* **Exercise goal**
Output every line below exactly.
☆ ☆ ☆ ☆ ☆ ☆ ☆
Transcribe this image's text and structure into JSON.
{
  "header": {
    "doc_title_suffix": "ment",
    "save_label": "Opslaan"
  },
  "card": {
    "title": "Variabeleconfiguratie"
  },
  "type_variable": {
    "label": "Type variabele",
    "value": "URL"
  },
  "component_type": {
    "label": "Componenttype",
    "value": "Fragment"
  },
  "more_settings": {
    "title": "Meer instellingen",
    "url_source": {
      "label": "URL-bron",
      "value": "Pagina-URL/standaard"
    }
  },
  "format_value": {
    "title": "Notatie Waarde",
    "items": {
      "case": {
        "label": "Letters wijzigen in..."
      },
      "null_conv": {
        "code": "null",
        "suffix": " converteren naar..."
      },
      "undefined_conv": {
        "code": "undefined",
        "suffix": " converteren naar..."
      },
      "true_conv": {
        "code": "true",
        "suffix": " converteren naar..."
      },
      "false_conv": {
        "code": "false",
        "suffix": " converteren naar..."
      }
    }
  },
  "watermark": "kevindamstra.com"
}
☆ ☆ ☆ ☆ ☆ ☆ ☆
* **Solution for this task**
Transcribe this image's text and structure into JSON.
{
  "header": {
    "doc_title_suffix": "ment",
    "save_label": "Opslaan"
  },
  "card": {
    "title": "Variabeleconfiguratie"
  },
  "type_variable": {
    "label": "Type variabele",
    "value": "URL"
  },
  "component_type": {
    "label": "Componenttype",
    "value": "Fragment"
  },
  "more_settings": {
    "title": "Meer instellingen",
    "url_source": {
      "label": "URL-bron",
      "value": "Pagina-URL/standaard"
    }
  },
  "format_value": {
    "title": "Notatie Waarde",
    "items": {
      "case": {
        "label": "Letters wijzigen in..."
      },
      "null_conv": {
        "code": "null",
        "suffix": " converteren naar..."
      },
      "undefined_conv": {
        "code": "undefined",
        "suffix": " converteren naar..."
      },
      "true_conv": {
        "code": "true",
        "suffix": " converteren naar..."
      },
      "false_conv": {
        "code": "false",
        "suffix": " converteren naar..."
      }
    }
  },
  "watermark": "kevindamstra.com"
}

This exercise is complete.